What needs to be done:
Records follow. Select each line holding "решения".

---------- The data ----------

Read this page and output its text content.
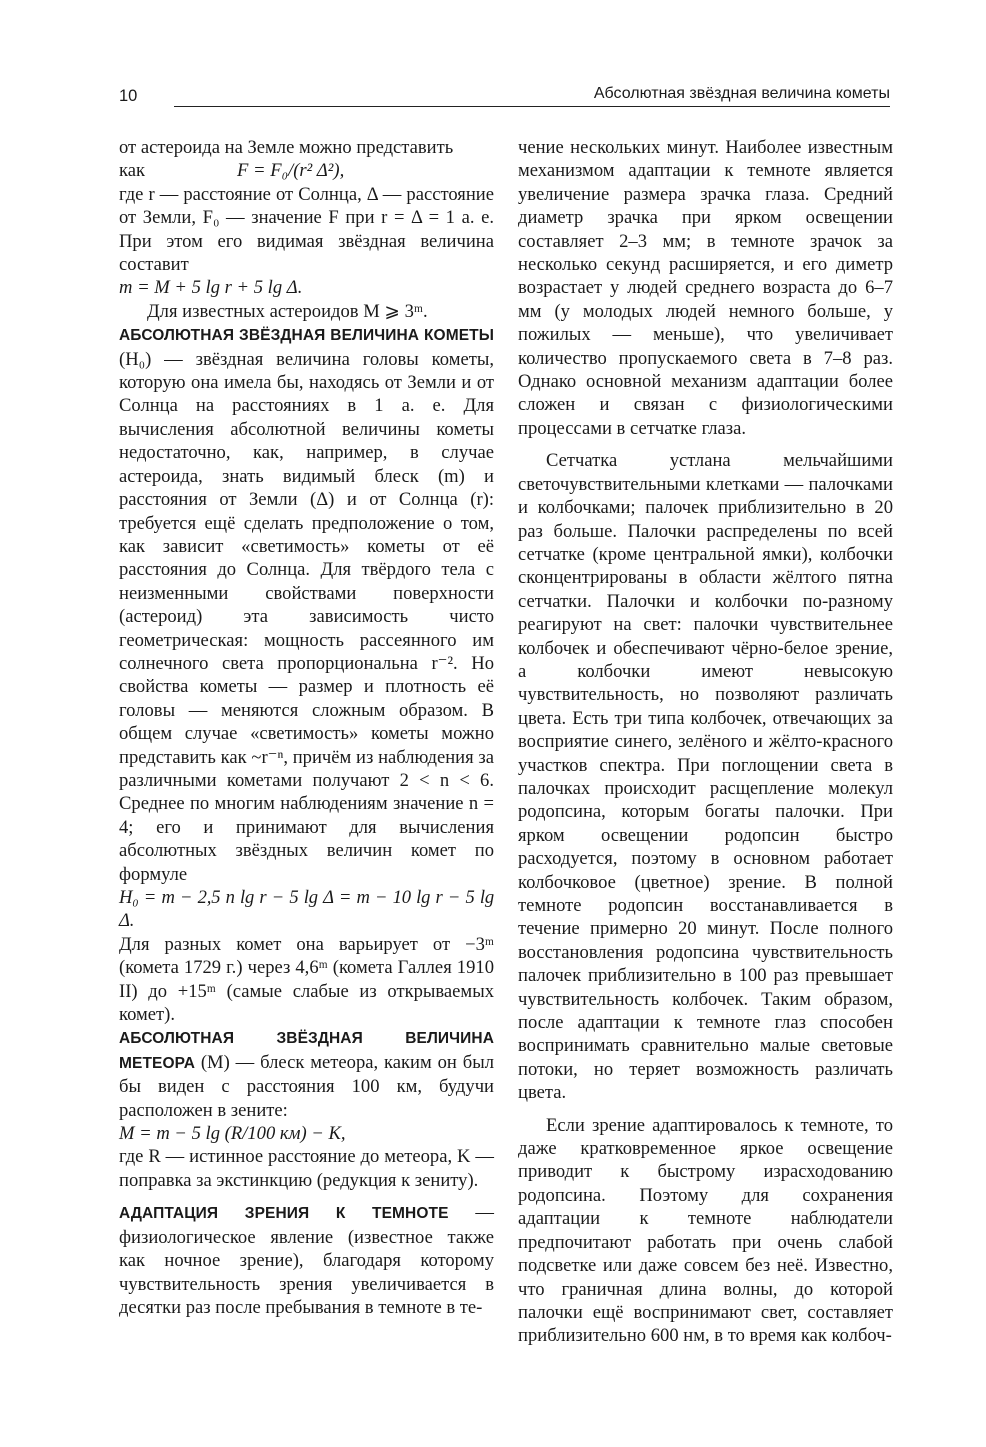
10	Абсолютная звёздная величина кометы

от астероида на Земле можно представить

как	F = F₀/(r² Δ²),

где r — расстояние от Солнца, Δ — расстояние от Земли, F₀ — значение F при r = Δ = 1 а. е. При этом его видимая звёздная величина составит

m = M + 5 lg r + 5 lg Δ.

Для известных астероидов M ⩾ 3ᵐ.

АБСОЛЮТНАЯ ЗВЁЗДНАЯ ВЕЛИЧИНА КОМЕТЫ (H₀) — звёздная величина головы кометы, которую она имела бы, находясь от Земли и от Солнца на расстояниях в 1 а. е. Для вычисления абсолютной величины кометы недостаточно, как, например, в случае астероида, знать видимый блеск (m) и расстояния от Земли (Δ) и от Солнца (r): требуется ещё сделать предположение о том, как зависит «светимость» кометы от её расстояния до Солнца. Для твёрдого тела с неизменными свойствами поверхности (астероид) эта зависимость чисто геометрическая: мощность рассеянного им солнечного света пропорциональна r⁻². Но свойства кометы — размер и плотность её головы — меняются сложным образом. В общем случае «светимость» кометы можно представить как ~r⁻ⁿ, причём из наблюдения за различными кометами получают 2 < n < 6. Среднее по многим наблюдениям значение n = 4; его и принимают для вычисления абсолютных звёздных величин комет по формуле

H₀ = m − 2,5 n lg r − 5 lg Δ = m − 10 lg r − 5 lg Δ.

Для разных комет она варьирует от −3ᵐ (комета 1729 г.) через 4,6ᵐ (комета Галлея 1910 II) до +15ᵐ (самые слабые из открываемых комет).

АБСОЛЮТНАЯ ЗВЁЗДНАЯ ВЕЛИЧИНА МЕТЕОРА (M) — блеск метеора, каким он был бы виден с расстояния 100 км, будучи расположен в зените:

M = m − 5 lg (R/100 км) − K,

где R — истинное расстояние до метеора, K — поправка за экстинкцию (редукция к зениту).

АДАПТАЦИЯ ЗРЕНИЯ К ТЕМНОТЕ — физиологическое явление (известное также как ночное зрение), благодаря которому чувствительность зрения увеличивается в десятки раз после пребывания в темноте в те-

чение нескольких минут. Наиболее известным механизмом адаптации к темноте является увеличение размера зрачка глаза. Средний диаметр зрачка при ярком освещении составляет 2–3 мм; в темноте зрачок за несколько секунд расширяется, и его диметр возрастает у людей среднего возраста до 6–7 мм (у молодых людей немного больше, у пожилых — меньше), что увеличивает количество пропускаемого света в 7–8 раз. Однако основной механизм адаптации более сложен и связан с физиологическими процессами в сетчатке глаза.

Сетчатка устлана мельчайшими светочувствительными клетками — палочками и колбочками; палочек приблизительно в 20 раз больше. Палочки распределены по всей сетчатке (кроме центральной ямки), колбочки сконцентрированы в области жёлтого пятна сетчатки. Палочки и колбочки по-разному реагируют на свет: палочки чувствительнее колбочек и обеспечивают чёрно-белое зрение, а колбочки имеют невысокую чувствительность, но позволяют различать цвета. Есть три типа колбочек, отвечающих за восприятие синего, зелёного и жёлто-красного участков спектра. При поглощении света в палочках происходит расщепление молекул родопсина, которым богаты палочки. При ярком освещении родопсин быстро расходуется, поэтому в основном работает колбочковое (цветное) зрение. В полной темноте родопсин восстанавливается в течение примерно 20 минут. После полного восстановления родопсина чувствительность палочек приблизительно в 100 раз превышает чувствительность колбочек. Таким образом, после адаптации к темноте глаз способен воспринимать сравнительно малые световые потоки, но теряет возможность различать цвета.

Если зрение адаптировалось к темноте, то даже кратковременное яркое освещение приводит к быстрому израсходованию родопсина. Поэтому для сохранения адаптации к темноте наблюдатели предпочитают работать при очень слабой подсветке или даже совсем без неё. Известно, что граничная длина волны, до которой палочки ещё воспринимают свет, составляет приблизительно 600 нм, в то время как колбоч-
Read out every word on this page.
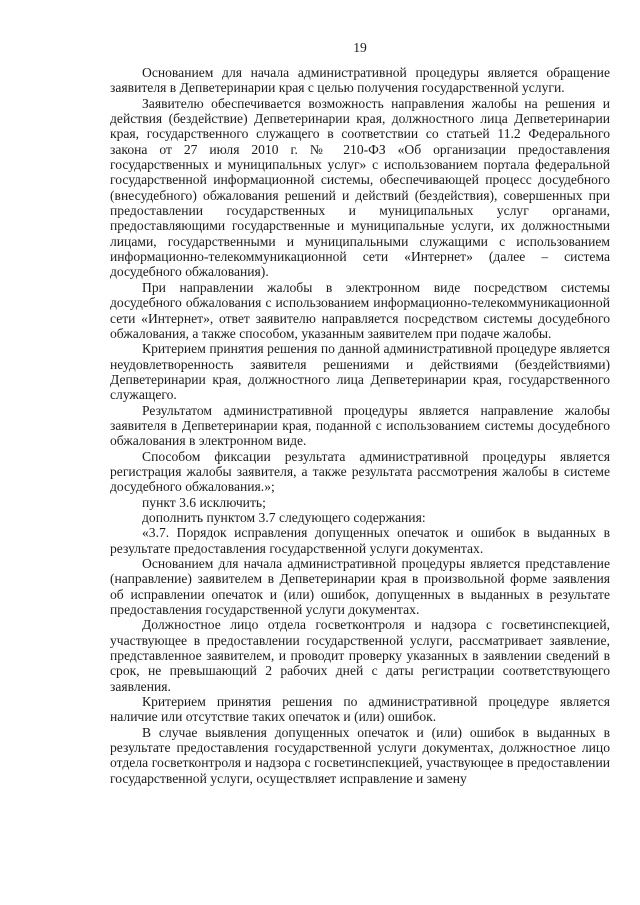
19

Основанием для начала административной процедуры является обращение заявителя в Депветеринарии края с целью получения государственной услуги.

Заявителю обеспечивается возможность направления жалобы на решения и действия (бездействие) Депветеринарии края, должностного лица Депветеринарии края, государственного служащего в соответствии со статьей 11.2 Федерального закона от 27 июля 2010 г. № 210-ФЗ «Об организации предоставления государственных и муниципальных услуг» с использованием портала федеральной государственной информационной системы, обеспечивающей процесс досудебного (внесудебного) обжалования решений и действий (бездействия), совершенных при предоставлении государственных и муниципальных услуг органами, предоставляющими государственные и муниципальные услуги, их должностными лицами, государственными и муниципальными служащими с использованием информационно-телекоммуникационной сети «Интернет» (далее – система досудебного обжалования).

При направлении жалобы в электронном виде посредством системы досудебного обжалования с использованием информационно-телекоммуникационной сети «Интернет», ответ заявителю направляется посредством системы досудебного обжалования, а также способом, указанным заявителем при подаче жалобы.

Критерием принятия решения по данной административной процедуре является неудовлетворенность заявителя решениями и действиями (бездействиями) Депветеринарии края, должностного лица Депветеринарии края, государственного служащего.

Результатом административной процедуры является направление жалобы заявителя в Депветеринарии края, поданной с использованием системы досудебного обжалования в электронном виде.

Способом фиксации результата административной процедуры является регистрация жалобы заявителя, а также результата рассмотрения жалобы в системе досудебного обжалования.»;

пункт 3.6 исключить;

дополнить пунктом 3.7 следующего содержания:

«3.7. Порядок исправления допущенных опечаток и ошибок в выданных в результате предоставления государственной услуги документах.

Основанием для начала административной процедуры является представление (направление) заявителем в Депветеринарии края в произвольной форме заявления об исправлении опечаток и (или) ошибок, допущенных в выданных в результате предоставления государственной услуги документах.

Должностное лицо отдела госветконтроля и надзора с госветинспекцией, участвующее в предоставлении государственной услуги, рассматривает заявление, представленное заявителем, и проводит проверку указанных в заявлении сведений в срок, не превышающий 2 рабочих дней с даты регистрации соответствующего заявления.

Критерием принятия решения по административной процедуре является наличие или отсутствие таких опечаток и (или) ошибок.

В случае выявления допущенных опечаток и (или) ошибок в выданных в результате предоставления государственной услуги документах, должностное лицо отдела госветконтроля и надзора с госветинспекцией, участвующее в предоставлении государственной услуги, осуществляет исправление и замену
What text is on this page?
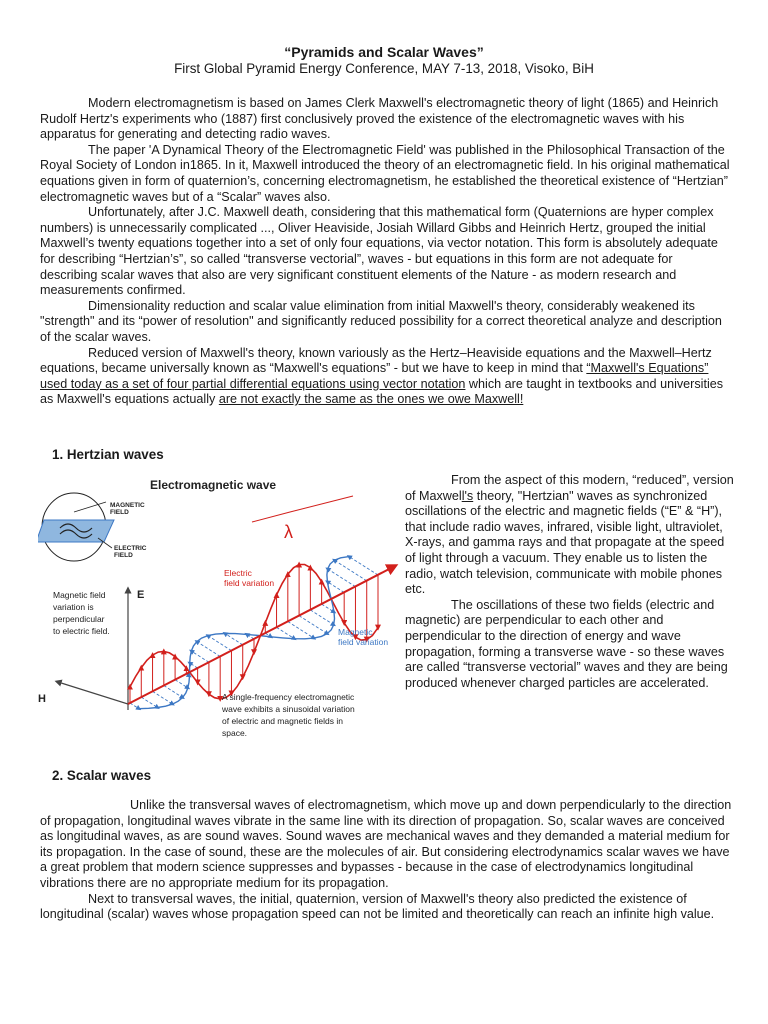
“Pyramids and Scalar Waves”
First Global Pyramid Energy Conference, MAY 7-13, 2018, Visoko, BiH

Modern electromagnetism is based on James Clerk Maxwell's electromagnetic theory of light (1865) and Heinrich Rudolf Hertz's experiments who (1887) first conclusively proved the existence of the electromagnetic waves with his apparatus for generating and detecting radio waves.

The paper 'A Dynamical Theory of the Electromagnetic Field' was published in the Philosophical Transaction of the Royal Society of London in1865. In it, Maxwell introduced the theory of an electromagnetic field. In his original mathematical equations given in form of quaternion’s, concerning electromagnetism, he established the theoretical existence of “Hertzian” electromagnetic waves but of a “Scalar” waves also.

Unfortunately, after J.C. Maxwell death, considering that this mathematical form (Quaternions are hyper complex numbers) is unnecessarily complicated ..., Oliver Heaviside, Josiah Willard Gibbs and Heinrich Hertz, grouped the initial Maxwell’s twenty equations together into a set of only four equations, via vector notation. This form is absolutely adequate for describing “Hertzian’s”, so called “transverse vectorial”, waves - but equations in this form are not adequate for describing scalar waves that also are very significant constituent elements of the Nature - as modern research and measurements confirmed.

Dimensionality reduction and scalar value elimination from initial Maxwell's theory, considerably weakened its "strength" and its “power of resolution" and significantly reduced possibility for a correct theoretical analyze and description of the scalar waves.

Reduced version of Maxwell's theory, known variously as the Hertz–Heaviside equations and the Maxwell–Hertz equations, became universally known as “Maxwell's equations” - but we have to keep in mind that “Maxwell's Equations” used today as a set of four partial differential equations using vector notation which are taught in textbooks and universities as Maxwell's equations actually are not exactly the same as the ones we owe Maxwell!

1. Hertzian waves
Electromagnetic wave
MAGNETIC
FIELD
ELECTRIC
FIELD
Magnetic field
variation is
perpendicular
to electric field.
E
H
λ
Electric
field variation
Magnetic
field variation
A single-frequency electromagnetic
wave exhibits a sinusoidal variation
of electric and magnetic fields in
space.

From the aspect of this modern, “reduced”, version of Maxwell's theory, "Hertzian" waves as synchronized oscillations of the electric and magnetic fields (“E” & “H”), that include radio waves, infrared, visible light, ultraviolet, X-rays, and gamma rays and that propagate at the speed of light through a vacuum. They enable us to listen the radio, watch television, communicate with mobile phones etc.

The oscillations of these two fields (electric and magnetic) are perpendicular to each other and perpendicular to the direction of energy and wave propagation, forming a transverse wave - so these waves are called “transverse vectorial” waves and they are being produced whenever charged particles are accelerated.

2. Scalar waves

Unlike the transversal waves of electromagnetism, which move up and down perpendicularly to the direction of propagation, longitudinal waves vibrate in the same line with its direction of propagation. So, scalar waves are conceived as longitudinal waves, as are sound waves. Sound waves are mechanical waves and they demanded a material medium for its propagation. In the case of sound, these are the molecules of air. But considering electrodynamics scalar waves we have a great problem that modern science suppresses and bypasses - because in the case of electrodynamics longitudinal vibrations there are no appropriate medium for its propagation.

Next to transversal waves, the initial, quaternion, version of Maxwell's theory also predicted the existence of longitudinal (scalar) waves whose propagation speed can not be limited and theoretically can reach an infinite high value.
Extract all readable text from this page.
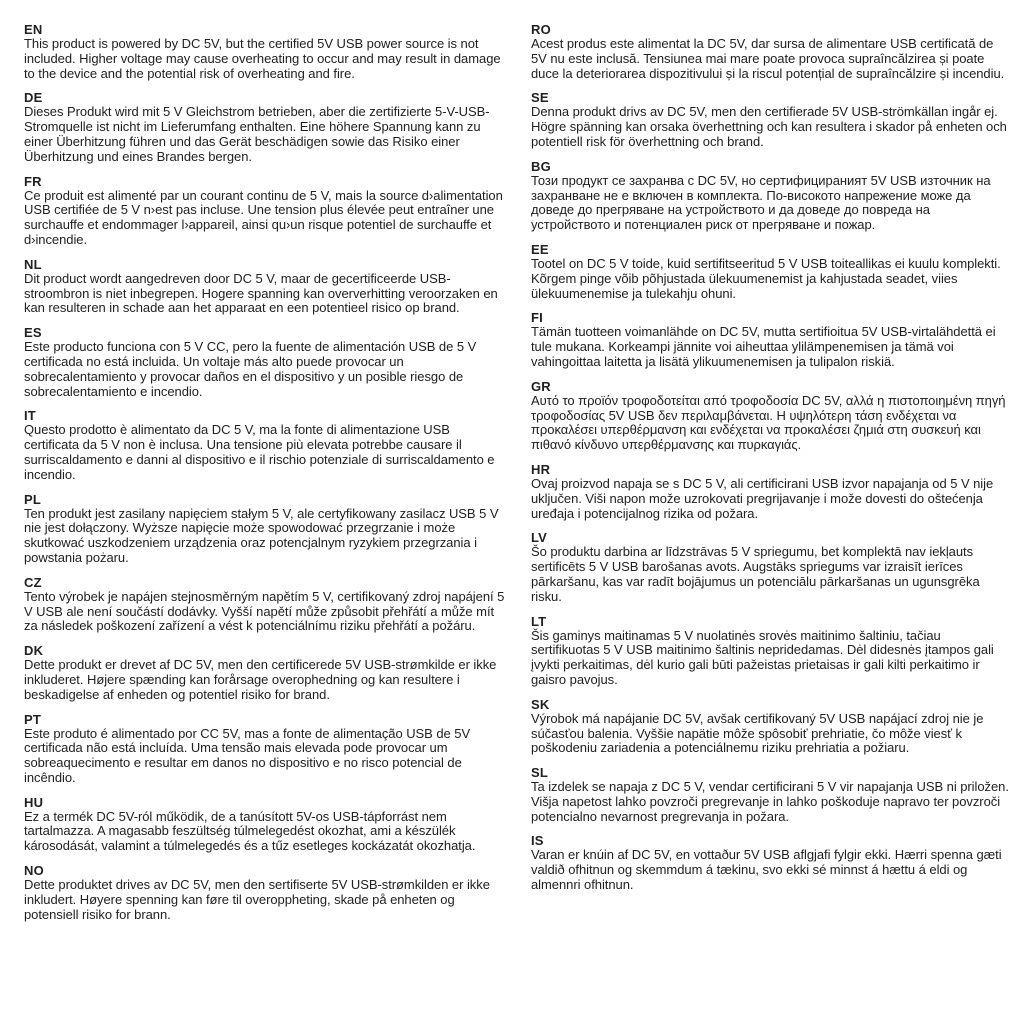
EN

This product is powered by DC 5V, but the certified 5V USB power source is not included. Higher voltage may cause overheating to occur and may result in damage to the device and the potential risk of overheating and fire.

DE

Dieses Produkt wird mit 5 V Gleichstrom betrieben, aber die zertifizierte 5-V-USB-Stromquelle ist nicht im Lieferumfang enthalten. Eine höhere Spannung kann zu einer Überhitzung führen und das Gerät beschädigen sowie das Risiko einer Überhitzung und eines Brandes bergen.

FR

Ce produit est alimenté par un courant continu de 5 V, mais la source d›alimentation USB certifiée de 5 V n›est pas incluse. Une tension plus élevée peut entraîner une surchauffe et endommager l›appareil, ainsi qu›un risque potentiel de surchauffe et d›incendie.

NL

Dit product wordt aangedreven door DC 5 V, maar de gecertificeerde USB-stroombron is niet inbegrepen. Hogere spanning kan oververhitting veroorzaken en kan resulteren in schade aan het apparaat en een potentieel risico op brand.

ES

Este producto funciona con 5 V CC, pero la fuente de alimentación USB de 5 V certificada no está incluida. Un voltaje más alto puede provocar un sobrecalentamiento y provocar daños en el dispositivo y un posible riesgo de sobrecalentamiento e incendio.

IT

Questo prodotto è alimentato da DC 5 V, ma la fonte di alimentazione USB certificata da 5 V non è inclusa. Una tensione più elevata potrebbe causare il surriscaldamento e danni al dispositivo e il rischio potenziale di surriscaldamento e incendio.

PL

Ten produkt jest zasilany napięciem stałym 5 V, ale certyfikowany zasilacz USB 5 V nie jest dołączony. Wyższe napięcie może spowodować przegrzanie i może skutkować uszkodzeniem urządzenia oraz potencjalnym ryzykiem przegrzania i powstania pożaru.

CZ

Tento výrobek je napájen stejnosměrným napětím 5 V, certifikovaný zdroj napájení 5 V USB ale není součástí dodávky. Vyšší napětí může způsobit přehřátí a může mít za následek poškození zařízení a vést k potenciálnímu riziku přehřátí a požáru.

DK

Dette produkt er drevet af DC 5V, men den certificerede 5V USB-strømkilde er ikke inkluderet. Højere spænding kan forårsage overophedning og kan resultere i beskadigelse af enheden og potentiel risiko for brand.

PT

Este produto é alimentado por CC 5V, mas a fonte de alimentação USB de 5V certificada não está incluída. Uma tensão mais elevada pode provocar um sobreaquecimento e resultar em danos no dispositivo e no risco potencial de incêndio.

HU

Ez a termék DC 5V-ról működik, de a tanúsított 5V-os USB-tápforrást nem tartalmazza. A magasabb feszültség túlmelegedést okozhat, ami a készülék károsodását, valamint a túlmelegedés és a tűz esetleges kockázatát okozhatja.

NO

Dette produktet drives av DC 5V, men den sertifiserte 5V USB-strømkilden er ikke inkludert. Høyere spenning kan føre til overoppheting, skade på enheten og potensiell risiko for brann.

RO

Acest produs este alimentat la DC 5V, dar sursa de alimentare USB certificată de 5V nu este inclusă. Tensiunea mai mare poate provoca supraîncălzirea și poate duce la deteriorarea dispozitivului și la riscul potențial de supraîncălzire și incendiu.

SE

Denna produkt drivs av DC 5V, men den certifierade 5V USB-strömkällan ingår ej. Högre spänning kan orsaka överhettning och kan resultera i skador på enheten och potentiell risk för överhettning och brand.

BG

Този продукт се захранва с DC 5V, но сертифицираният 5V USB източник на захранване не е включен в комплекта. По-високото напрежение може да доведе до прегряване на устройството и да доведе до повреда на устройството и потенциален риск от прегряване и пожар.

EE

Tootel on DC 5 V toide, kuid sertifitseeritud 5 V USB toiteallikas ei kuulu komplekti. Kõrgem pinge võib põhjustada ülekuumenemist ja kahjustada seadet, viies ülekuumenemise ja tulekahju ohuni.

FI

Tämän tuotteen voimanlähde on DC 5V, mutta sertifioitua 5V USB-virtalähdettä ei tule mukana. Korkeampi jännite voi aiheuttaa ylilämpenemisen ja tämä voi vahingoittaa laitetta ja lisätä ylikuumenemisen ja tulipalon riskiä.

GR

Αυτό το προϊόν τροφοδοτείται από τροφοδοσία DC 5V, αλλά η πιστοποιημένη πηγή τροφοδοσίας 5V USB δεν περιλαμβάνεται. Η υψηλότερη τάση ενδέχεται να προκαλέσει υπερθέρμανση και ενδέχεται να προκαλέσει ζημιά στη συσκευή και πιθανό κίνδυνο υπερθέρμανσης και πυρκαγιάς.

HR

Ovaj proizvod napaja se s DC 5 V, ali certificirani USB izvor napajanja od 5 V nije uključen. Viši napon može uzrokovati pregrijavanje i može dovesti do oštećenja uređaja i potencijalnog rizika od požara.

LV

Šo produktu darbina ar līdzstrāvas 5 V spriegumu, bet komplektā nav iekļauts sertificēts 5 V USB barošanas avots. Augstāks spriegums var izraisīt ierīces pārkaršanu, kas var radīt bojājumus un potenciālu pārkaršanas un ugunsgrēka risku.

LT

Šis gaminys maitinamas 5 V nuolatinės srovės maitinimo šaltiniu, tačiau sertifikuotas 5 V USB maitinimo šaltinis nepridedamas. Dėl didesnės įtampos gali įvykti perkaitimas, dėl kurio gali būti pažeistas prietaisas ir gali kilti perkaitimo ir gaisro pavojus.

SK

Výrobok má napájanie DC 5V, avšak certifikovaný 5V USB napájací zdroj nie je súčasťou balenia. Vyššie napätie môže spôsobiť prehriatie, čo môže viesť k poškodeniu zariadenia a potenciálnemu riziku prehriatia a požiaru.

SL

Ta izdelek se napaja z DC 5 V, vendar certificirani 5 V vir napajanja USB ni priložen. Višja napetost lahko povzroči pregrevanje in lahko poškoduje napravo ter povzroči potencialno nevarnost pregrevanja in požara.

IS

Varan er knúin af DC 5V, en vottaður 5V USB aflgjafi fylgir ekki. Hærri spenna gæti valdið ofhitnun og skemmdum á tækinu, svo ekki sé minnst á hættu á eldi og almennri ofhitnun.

----------

Finished exercise:
Заявителю обеспечивается возможность направления жалобы на решения и действия (бездействие) Депветеринарии края, должностного лица Депветеринарии края, государственного служащего в соответствии со статьей 11.2 Федерального закона от 27 июля 2010 г. № 210-ФЗ «Об организации предоставления государственных и муниципальных услуг» с использованием портала федеральной государственной информационной системы, обеспечивающей процесс досудебного (внесудебного) обжалования решений и действий (бездействия), совершенных при предоставлении государственных и муниципальных услуг органами, предоставляющими государственные и муниципальные услуги, их должностными лицами, государственными и муниципальными служащими с использованием информационно-телекоммуникационной сети «Интернет» (далее – система досудебного обжалования).
Критерием принятия решения по данной административной процедуре является неудовлетворенность заявителя решениями и действиями (бездействиями) Депветеринарии края, должностного лица Депветеринарии края, государственного служащего.
Критерием принятия решения по административной процедуре является наличие или отсутствие таких опечаток и (или) ошибок.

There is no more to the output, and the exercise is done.